╭──
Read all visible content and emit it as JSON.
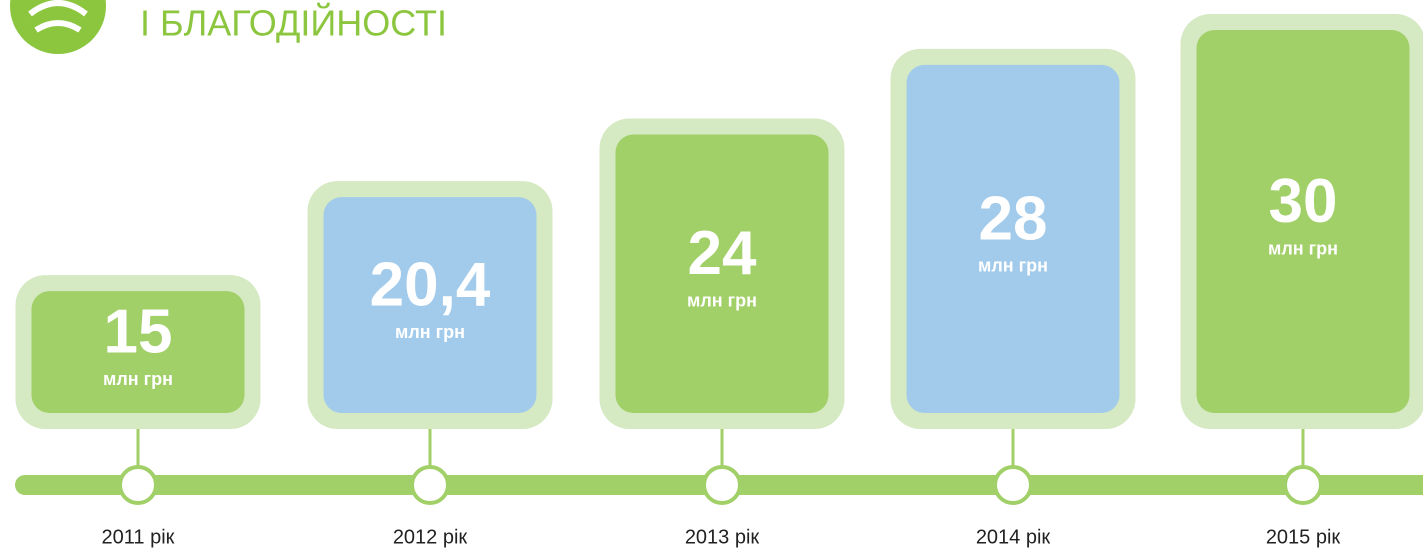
{
  "chart_data": {
    "type": "bar",
    "title": "І БЛАГОДІЙНОСТІ",
    "categories": [
      "2011 рік",
      "2012 рік",
      "2013 рік",
      "2014 рік",
      "2015 рік"
    ],
    "values": [
      15,
      20.4,
      24,
      28,
      30
    ],
    "value_labels": [
      "15",
      "20,4",
      "24",
      "28",
      "30"
    ],
    "value_unit": "млн грн",
    "colors": [
      "#a1cf68",
      "#a2cbeb",
      "#a1cf68",
      "#a2cbeb",
      "#a1cf68"
    ],
    "ylim": [
      8,
      30
    ]
  }
}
╰──
*TASK REQUIREMENTS*: Repeat all the records above exactly, leaving out any pictures.

*FINISHED TASK*:
Read all visible content and emit it as JSON.
{
  "chart_data": {
    "type": "bar",
    "title": "І БЛАГОДІЙНОСТІ",
    "categories": [
      "2011 рік",
      "2012 рік",
      "2013 рік",
      "2014 рік",
      "2015 рік"
    ],
    "values": [
      15,
      20.4,
      24,
      28,
      30
    ],
    "value_labels": [
      "15",
      "20,4",
      "24",
      "28",
      "30"
    ],
    "value_unit": "млн грн",
    "colors": [
      "#a1cf68",
      "#a2cbeb",
      "#a1cf68",
      "#a2cbeb",
      "#a1cf68"
    ],
    "ylim": [
      8,
      30
    ]
  }
}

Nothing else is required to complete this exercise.